* [Material to process]
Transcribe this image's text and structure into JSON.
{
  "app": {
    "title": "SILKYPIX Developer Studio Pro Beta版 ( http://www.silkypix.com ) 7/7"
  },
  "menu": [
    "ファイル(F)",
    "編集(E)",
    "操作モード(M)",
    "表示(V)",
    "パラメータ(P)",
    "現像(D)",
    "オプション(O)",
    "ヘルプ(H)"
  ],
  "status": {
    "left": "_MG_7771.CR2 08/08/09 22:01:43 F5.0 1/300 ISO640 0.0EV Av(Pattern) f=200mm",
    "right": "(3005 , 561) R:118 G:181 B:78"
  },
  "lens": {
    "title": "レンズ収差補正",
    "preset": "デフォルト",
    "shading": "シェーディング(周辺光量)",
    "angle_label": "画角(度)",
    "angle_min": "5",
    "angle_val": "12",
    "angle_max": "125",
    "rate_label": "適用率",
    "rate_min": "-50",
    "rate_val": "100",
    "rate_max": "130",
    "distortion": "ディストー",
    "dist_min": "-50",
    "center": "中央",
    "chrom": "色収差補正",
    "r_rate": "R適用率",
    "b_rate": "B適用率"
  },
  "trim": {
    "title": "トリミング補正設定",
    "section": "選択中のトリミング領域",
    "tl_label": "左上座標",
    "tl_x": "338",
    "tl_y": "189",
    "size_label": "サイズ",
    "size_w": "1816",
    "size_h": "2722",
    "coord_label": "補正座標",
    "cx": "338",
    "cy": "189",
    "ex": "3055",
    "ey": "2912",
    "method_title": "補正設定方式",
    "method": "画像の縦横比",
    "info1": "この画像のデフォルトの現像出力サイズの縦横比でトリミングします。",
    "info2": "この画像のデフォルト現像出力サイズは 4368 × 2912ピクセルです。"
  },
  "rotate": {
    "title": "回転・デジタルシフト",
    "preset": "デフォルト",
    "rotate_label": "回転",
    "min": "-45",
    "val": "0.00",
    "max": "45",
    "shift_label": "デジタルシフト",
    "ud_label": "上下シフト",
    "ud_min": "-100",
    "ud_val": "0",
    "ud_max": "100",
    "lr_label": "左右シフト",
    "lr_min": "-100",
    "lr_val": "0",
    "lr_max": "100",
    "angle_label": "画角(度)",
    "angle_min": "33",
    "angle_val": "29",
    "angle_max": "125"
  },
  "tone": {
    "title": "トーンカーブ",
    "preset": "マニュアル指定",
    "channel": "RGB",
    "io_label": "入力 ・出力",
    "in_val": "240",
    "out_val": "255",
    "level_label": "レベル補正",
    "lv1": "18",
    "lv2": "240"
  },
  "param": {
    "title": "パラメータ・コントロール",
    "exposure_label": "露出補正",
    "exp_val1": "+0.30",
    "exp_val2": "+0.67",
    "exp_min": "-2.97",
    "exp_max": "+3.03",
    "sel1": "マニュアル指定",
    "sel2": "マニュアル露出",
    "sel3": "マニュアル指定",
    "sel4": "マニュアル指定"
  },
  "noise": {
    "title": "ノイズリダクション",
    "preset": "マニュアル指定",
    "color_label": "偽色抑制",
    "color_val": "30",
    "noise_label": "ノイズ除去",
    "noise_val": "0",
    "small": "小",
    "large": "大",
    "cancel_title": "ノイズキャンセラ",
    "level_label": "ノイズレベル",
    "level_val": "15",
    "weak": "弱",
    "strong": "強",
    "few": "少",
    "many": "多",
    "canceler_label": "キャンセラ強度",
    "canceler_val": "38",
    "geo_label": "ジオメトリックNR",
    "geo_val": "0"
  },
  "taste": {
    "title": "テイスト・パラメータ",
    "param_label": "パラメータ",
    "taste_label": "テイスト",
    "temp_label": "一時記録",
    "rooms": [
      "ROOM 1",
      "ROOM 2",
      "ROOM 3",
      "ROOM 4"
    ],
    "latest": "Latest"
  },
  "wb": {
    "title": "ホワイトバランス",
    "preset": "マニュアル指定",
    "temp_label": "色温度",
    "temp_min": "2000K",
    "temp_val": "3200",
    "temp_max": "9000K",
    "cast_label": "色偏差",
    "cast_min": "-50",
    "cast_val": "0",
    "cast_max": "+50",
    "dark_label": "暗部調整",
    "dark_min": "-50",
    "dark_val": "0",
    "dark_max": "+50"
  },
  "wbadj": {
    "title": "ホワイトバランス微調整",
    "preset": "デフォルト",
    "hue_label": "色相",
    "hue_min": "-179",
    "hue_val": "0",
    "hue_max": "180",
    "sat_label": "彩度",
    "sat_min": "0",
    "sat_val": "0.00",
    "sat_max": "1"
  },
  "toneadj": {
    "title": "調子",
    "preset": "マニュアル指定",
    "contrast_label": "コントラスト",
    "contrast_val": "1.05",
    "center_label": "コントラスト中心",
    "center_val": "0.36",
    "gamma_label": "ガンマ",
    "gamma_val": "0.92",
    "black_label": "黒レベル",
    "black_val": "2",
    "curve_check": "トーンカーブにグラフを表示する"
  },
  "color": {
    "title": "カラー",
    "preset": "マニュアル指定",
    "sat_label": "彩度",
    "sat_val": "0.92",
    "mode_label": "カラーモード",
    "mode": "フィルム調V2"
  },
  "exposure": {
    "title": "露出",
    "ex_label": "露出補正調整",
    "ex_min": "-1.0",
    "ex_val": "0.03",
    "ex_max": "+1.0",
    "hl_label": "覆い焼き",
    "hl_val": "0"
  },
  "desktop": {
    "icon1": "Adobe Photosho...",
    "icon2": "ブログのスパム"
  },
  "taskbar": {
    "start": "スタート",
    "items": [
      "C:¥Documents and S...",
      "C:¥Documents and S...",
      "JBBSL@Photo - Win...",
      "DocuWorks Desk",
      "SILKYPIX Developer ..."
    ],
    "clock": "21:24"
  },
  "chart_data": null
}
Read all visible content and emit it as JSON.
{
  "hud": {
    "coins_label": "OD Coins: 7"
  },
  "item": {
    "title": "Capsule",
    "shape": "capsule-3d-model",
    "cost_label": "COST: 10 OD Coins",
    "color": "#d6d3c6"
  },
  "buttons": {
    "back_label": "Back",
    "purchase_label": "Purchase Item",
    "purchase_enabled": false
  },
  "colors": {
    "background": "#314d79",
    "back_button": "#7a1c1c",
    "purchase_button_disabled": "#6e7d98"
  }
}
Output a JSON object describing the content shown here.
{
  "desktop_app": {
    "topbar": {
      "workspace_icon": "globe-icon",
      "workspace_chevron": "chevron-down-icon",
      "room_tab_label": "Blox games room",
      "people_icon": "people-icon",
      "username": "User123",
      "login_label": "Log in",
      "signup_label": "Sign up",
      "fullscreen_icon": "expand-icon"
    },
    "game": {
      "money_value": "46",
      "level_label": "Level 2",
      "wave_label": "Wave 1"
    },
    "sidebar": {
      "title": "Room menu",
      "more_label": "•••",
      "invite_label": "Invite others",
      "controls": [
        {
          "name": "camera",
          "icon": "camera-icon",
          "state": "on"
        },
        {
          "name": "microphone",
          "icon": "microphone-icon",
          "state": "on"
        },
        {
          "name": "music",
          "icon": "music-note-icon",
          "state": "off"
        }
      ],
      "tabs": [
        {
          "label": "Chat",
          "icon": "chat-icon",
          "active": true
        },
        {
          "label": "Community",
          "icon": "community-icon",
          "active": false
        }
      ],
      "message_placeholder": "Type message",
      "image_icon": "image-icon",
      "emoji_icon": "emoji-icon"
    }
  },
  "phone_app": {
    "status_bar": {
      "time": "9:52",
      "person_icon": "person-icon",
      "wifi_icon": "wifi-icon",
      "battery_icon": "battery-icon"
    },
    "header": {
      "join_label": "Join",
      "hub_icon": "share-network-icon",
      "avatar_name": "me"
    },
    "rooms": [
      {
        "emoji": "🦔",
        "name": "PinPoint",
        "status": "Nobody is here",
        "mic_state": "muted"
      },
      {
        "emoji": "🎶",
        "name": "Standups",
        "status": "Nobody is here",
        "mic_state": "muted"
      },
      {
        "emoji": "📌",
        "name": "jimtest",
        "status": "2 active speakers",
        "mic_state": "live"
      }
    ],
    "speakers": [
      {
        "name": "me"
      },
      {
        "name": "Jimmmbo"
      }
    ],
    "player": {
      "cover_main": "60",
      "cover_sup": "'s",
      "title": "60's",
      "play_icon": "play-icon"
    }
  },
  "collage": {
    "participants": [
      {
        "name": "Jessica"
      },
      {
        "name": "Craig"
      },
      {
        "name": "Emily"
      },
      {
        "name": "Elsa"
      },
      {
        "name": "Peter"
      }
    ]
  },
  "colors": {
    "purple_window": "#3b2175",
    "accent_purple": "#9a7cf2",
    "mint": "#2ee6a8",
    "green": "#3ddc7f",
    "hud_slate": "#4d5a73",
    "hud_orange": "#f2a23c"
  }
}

* [Aim] Count how many lines contain "active" and give only that count.

* [Right answer] 3